--- Start of Source material ---

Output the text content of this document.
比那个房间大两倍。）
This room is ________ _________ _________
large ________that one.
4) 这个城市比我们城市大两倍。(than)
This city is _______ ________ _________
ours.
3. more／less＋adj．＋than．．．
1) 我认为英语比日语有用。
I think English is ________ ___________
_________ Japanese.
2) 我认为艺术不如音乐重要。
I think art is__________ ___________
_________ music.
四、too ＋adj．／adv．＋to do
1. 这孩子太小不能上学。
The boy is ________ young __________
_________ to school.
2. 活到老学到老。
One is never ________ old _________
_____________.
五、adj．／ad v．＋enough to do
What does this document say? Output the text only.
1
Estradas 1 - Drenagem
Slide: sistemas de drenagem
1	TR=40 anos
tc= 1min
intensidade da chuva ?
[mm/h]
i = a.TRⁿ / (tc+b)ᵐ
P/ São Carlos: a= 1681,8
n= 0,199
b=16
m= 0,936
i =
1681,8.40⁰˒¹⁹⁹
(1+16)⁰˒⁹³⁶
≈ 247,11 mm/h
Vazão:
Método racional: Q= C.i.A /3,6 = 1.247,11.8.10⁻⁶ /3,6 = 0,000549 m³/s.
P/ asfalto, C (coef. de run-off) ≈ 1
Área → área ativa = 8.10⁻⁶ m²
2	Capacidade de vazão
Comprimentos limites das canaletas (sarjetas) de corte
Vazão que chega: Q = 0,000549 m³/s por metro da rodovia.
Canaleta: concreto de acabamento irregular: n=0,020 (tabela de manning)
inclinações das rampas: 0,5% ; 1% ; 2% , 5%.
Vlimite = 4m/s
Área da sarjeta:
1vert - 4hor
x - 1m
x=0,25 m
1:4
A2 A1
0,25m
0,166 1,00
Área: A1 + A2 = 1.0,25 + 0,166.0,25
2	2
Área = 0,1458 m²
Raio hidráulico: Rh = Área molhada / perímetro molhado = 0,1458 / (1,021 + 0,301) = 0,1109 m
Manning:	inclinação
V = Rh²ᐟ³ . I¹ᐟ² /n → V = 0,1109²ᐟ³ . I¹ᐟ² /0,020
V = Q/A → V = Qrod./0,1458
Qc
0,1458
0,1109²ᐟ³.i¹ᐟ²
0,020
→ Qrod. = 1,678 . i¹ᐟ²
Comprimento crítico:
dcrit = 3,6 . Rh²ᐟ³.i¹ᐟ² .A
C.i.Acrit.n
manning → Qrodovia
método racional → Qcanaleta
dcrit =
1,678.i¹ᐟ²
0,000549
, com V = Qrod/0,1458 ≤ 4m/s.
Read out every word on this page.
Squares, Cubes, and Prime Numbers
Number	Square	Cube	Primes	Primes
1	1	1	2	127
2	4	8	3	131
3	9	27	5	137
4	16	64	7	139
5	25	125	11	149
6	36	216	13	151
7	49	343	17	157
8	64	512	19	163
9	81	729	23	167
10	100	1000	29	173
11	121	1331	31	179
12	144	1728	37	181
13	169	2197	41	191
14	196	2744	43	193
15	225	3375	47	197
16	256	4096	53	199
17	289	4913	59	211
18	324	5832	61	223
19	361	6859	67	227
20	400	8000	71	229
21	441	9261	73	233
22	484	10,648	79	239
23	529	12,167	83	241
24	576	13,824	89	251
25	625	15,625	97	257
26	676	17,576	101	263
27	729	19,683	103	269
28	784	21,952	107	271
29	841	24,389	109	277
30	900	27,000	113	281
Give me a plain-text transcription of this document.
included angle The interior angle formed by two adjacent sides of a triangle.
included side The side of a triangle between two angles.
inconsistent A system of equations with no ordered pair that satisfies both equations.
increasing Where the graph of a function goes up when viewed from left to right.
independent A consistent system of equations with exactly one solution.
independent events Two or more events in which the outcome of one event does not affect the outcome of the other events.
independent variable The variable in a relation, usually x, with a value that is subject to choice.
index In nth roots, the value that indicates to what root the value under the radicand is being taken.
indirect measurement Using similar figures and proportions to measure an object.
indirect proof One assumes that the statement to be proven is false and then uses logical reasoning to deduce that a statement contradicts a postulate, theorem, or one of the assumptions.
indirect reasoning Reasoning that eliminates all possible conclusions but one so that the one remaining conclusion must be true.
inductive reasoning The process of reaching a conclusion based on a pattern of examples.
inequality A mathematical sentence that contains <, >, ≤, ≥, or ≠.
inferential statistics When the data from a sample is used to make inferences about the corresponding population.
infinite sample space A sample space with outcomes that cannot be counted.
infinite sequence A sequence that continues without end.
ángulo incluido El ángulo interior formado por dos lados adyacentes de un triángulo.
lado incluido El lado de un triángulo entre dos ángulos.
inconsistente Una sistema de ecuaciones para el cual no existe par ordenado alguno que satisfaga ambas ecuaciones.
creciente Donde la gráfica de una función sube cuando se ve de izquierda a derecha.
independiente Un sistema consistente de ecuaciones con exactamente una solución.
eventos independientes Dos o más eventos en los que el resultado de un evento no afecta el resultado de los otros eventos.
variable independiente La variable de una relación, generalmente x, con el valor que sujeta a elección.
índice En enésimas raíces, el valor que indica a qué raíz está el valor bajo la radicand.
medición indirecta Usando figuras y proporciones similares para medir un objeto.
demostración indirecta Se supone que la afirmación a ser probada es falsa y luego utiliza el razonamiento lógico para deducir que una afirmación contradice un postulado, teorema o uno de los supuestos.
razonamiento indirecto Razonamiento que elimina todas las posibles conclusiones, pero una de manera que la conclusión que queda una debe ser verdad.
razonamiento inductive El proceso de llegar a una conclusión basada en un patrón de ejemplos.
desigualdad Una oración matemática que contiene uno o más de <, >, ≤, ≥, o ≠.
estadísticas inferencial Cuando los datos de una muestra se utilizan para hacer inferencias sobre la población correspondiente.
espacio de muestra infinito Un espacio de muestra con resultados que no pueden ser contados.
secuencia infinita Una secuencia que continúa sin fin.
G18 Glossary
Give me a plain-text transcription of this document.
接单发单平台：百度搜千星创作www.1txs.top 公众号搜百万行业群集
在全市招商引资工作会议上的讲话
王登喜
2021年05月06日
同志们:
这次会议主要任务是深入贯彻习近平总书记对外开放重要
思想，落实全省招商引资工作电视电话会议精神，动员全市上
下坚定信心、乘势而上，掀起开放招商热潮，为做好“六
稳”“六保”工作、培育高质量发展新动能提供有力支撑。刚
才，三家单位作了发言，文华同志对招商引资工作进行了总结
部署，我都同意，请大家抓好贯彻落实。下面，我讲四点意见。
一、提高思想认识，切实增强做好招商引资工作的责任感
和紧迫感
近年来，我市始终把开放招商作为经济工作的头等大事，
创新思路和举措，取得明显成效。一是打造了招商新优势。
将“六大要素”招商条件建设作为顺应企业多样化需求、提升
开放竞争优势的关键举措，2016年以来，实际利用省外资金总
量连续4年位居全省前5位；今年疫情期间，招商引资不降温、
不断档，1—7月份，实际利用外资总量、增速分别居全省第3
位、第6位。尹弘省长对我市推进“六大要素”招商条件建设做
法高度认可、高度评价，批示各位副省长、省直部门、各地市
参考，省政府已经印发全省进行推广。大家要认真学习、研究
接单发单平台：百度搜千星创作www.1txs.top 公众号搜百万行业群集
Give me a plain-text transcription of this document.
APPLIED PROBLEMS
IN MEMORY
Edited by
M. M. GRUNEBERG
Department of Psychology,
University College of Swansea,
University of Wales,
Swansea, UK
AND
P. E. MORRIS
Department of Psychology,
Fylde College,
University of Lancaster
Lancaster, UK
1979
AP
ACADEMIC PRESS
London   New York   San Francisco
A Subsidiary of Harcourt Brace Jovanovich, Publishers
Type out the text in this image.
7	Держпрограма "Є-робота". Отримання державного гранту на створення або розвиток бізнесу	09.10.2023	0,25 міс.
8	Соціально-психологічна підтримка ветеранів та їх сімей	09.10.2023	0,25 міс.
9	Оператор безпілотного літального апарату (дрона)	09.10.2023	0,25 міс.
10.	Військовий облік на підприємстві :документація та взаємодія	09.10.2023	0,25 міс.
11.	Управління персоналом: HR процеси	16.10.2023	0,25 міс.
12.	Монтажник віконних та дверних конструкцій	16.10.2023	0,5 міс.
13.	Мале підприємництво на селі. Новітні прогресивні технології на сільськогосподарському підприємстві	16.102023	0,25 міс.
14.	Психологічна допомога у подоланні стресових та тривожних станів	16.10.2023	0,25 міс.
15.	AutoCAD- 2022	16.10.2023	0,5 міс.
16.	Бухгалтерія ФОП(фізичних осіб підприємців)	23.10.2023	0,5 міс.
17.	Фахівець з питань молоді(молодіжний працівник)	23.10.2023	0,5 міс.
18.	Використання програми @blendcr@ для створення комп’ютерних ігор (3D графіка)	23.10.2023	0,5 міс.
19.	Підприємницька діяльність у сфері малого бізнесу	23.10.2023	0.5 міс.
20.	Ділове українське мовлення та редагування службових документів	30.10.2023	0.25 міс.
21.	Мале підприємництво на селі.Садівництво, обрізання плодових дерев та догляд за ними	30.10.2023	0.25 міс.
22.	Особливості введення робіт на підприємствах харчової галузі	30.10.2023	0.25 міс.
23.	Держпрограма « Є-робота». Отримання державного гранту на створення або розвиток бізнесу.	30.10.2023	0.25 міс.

--- End of Source material ---

▶ [Set task]
Show every line where the string "incluido" appears.

▶ [Full output]
ángulo incluido El ángulo interior formado por dos lados adyacentes de un triángulo.
lado incluido El lado de un triángulo entre dos ángulos.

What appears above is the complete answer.